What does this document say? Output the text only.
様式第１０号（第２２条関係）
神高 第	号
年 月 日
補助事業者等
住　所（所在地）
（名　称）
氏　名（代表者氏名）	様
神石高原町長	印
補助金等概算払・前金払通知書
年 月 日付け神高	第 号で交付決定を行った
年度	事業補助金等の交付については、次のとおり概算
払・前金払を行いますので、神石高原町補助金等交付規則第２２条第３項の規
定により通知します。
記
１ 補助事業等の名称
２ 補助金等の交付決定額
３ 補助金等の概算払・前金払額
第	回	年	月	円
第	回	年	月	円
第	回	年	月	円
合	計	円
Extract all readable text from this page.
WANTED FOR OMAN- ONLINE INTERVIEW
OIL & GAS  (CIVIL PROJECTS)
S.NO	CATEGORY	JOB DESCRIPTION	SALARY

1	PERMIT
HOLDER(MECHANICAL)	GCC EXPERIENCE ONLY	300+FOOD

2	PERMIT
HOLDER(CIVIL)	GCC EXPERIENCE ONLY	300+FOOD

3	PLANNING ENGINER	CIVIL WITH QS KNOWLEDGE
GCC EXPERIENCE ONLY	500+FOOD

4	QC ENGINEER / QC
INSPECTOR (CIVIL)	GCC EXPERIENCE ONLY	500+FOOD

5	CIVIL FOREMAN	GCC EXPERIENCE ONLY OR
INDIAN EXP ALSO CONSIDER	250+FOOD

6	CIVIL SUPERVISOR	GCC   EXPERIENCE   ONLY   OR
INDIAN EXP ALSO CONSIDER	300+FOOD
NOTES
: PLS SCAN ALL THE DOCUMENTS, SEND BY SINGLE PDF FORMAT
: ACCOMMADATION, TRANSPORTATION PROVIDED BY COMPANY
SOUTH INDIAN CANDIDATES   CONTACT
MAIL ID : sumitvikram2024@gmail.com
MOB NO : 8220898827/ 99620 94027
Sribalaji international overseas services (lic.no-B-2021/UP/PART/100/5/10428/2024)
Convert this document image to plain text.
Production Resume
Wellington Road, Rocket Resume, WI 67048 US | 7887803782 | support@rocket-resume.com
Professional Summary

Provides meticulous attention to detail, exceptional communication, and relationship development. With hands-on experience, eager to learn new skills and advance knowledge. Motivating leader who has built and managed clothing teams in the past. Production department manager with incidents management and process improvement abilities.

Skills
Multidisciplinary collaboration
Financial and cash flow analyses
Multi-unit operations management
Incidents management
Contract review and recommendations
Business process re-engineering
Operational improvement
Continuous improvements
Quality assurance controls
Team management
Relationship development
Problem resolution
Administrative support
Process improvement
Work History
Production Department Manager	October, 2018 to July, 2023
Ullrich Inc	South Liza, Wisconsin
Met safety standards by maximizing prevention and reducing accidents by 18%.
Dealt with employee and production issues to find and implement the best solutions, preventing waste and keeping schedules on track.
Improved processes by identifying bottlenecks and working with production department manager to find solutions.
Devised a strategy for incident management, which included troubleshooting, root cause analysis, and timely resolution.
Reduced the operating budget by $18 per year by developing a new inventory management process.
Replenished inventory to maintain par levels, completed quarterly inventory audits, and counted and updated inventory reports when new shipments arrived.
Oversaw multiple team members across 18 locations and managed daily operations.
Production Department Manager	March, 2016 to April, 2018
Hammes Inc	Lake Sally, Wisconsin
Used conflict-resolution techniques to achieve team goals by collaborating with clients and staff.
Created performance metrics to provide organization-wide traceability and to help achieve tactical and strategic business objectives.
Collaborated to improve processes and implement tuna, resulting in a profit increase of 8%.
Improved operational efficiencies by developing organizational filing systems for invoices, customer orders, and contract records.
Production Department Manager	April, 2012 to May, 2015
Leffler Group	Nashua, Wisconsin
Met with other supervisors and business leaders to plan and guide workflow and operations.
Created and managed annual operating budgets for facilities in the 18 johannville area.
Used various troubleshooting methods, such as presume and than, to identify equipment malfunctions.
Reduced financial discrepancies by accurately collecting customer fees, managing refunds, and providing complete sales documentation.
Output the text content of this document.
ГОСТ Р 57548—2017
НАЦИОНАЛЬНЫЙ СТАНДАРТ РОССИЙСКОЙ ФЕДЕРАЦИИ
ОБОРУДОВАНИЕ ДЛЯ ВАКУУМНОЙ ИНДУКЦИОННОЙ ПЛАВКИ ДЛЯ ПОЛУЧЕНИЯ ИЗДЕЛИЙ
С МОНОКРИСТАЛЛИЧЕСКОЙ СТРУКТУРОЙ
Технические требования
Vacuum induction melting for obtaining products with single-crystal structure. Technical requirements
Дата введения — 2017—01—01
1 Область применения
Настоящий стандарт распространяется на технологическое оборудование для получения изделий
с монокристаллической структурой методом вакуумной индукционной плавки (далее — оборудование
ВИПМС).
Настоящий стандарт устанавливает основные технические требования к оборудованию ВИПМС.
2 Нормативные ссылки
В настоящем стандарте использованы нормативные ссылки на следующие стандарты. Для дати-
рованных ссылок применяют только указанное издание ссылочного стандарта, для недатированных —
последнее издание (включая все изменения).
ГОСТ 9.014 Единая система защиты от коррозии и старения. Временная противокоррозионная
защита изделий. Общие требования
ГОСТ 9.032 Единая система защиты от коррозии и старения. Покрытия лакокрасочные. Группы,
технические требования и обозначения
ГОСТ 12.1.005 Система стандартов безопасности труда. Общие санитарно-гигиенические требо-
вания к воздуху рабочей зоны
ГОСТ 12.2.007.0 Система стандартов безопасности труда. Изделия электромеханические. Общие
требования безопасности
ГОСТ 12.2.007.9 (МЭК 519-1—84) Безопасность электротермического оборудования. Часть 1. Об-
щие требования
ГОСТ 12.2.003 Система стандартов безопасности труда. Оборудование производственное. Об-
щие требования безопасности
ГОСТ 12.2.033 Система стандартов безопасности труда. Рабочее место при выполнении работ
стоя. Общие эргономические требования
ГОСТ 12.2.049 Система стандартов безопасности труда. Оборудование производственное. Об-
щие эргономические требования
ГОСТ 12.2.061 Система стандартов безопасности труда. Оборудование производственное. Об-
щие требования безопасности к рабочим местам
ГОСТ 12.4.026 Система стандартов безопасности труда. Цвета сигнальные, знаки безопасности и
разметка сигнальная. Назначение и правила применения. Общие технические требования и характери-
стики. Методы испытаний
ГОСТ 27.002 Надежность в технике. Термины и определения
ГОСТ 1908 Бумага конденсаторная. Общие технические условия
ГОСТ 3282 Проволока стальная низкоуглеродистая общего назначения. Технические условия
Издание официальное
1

────────────────────────────────────────

Task to complete: Every line holding "FOOD" should be copied out.

Final result:
HOLDER(MECHANICAL)	GCC EXPERIENCE ONLY	300+FOOD
HOLDER(CIVIL)	GCC EXPERIENCE ONLY	300+FOOD
GCC EXPERIENCE ONLY	500+FOOD
INSPECTOR (CIVIL)	GCC EXPERIENCE ONLY	500+FOOD
INDIAN EXP ALSO CONSIDER	250+FOOD
INDIAN EXP ALSO CONSIDER	300+FOOD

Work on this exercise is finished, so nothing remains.